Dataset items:
* * *
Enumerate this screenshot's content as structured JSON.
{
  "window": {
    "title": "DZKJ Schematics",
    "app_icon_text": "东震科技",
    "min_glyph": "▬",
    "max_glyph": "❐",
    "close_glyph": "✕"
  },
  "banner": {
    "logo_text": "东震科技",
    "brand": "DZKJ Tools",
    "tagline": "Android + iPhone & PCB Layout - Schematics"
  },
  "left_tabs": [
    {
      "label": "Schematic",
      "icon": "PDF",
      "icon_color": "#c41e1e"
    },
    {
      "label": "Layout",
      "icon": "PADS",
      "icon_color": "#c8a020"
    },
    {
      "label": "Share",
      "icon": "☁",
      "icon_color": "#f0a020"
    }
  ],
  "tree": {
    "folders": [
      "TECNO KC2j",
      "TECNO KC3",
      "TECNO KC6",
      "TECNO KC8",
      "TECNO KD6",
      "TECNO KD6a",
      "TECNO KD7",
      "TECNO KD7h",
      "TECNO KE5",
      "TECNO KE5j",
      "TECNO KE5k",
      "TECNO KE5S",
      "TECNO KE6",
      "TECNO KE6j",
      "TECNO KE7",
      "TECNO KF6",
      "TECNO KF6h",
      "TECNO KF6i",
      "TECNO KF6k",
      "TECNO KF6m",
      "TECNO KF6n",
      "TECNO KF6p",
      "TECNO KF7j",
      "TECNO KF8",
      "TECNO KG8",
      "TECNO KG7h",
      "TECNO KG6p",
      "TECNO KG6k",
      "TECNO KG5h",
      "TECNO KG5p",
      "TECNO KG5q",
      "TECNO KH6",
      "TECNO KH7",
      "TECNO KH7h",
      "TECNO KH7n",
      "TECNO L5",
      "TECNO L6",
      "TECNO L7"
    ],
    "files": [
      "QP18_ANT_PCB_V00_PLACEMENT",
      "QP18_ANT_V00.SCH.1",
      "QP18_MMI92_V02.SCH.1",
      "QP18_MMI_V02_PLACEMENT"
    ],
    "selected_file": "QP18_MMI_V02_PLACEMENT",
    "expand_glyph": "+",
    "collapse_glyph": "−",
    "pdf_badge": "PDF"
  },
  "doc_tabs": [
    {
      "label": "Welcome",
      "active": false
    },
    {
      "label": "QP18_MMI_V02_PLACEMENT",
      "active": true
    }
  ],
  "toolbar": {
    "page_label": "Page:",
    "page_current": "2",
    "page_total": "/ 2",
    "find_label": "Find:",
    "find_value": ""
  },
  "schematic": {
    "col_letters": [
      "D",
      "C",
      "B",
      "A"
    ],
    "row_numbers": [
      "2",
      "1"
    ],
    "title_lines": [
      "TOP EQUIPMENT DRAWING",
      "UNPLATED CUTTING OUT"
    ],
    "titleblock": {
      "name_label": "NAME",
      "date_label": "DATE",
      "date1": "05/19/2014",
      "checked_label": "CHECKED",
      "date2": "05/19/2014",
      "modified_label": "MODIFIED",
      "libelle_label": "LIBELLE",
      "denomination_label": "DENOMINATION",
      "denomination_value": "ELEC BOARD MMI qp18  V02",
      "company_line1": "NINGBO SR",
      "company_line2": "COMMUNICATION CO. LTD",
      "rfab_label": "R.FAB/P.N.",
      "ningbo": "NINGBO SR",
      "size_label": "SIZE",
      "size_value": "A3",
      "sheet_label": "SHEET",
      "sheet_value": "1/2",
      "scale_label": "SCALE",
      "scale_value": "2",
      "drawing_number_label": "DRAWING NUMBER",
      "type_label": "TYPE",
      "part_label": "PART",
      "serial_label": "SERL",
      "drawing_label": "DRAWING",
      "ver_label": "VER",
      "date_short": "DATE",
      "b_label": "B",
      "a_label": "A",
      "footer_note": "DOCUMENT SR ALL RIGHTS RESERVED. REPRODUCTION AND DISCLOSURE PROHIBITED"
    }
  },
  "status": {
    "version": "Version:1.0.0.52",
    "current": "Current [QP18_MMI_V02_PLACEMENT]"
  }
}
* * *
### Work to complete
Return every entry verbatim.

### Expected answer
Enumerate this screenshot's content as structured JSON.
{
  "window": {
    "title": "DZKJ Schematics",
    "app_icon_text": "东震科技",
    "min_glyph": "▬",
    "max_glyph": "❐",
    "close_glyph": "✕"
  },
  "banner": {
    "logo_text": "东震科技",
    "brand": "DZKJ Tools",
    "tagline": "Android + iPhone & PCB Layout - Schematics"
  },
  "left_tabs": [
    {
      "label": "Schematic",
      "icon": "PDF",
      "icon_color": "#c41e1e"
    },
    {
      "label": "Layout",
      "icon": "PADS",
      "icon_color": "#c8a020"
    },
    {
      "label": "Share",
      "icon": "☁",
      "icon_color": "#f0a020"
    }
  ],
  "tree": {
    "folders": [
      "TECNO KC2j",
      "TECNO KC3",
      "TECNO KC6",
      "TECNO KC8",
      "TECNO KD6",
      "TECNO KD6a",
      "TECNO KD7",
      "TECNO KD7h",
      "TECNO KE5",
      "TECNO KE5j",
      "TECNO KE5k",
      "TECNO KE5S",
      "TECNO KE6",
      "TECNO KE6j",
      "TECNO KE7",
      "TECNO KF6",
      "TECNO KF6h",
      "TECNO KF6i",
      "TECNO KF6k",
      "TECNO KF6m",
      "TECNO KF6n",
      "TECNO KF6p",
      "TECNO KF7j",
      "TECNO KF8",
      "TECNO KG8",
      "TECNO KG7h",
      "TECNO KG6p",
      "TECNO KG6k",
      "TECNO KG5h",
      "TECNO KG5p",
      "TECNO KG5q",
      "TECNO KH6",
      "TECNO KH7",
      "TECNO KH7h",
      "TECNO KH7n",
      "TECNO L5",
      "TECNO L6",
      "TECNO L7"
    ],
    "files": [
      "QP18_ANT_PCB_V00_PLACEMENT",
      "QP18_ANT_V00.SCH.1",
      "QP18_MMI92_V02.SCH.1",
      "QP18_MMI_V02_PLACEMENT"
    ],
    "selected_file": "QP18_MMI_V02_PLACEMENT",
    "expand_glyph": "+",
    "collapse_glyph": "−",
    "pdf_badge": "PDF"
  },
  "doc_tabs": [
    {
      "label": "Welcome",
      "active": false
    },
    {
      "label": "QP18_MMI_V02_PLACEMENT",
      "active": true
    }
  ],
  "toolbar": {
    "page_label": "Page:",
    "page_current": "2",
    "page_total": "/ 2",
    "find_label": "Find:",
    "find_value": ""
  },
  "schematic": {
    "col_letters": [
      "D",
      "C",
      "B",
      "A"
    ],
    "row_numbers": [
      "2",
      "1"
    ],
    "title_lines": [
      "TOP EQUIPMENT DRAWING",
      "UNPLATED CUTTING OUT"
    ],
    "titleblock": {
      "name_label": "NAME",
      "date_label": "DATE",
      "date1": "05/19/2014",
      "checked_label": "CHECKED",
      "date2": "05/19/2014",
      "modified_label": "MODIFIED",
      "libelle_label": "LIBELLE",
      "denomination_label": "DENOMINATION",
      "denomination_value": "ELEC BOARD MMI qp18  V02",
      "company_line1": "NINGBO SR",
      "company_line2": "COMMUNICATION CO. LTD",
      "rfab_label": "R.FAB/P.N.",
      "ningbo": "NINGBO SR",
      "size_label": "SIZE",
      "size_value": "A3",
      "sheet_label": "SHEET",
      "sheet_value": "1/2",
      "scale_label": "SCALE",
      "scale_value": "2",
      "drawing_number_label": "DRAWING NUMBER",
      "type_label": "TYPE",
      "part_label": "PART",
      "serial_label": "SERL",
      "drawing_label": "DRAWING",
      "ver_label": "VER",
      "date_short": "DATE",
      "b_label": "B",
      "a_label": "A",
      "footer_note": "DOCUMENT SR ALL RIGHTS RESERVED. REPRODUCTION AND DISCLOSURE PROHIBITED"
    }
  },
  "status": {
    "version": "Version:1.0.0.52",
    "current": "Current [QP18_MMI_V02_PLACEMENT]"
  }
}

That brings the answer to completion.